**SHORT PROBLEM:**
Word for word, print each line of the listing below; pictures stay out.

[Figure collection entries]
* begin *

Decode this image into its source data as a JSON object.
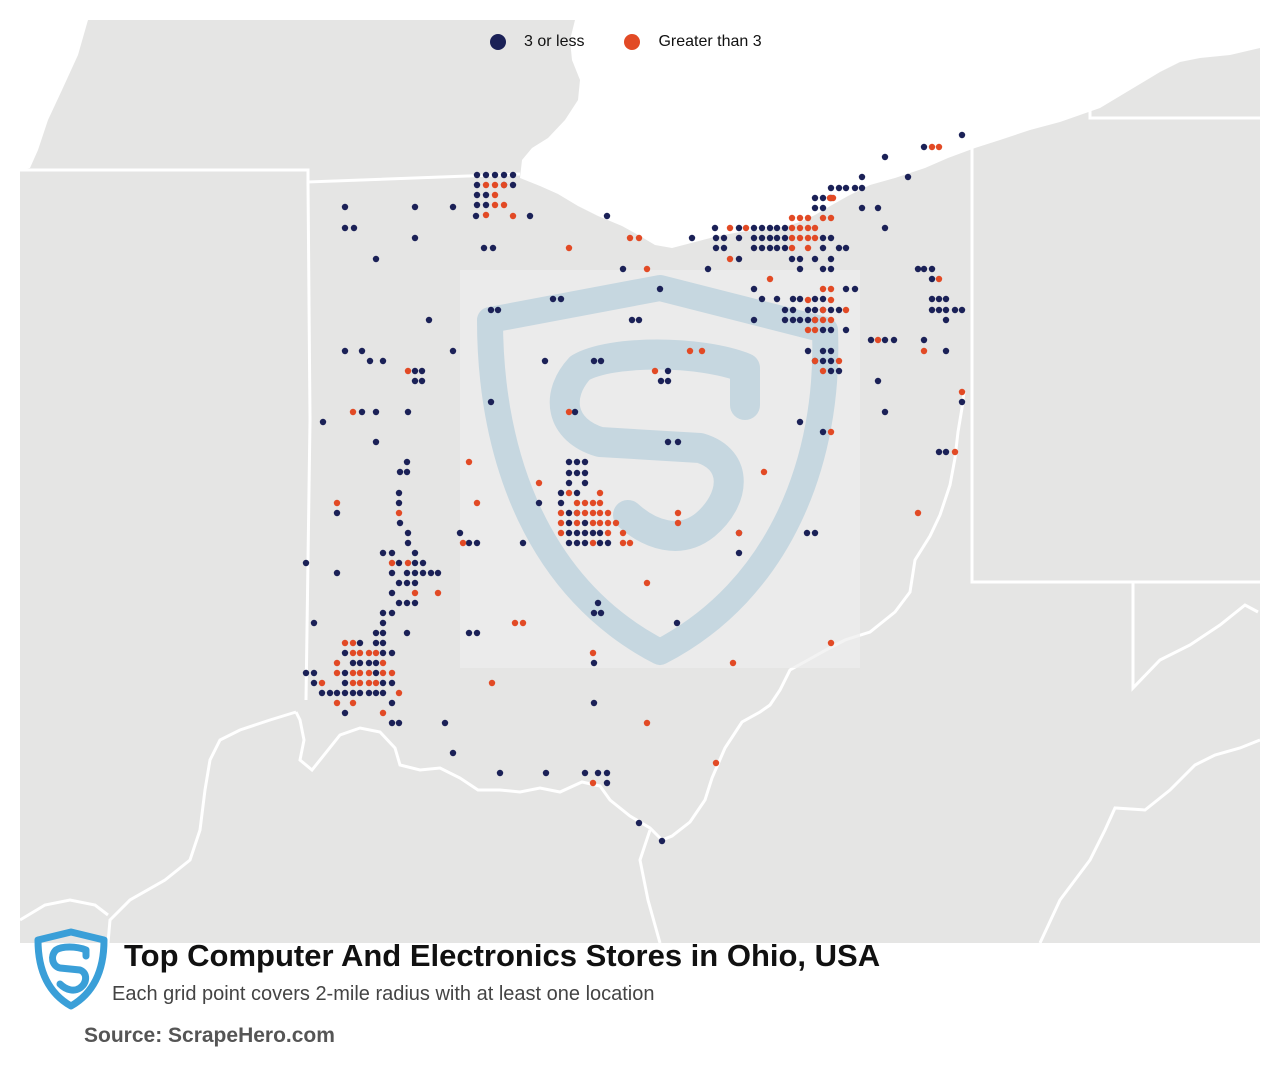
{
  "legend": {
    "items": [
      {
        "label": "3 or less",
        "color": "#1b2157"
      },
      {
        "label": "Greater than 3",
        "color": "#e24a25"
      }
    ]
  },
  "title": "Top Computer And Electronics Stores in Ohio, USA",
  "subtitle": "Each grid point covers 2-mile radius with at least one location",
  "source": "Source: ScrapeHero.com",
  "logo_icon": "scrapehero-shield-icon",
  "watermark_icon": "scrapehero-watermark-icon",
  "colors": {
    "land": "#e5e5e4",
    "water": "#ffffff",
    "border": "#ffffff",
    "low": "#1b2157",
    "high": "#e24a25",
    "brand": "#3a9fd8"
  }
}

* end *

**OUTPUT FOR THIS TASK:**
Decode this image into its source data as a JSON object.
{
  "legend": {
    "items": [
      {
        "label": "3 or less",
        "color": "#1b2157"
      },
      {
        "label": "Greater than 3",
        "color": "#e24a25"
      }
    ]
  },
  "title": "Top Computer And Electronics Stores in Ohio, USA",
  "subtitle": "Each grid point covers 2-mile radius with at least one location",
  "source": "Source: ScrapeHero.com",
  "logo_icon": "scrapehero-shield-icon",
  "watermark_icon": "scrapehero-watermark-icon",
  "colors": {
    "land": "#e5e5e4",
    "water": "#ffffff",
    "border": "#ffffff",
    "low": "#1b2157",
    "high": "#e24a25",
    "brand": "#3a9fd8"
  }
}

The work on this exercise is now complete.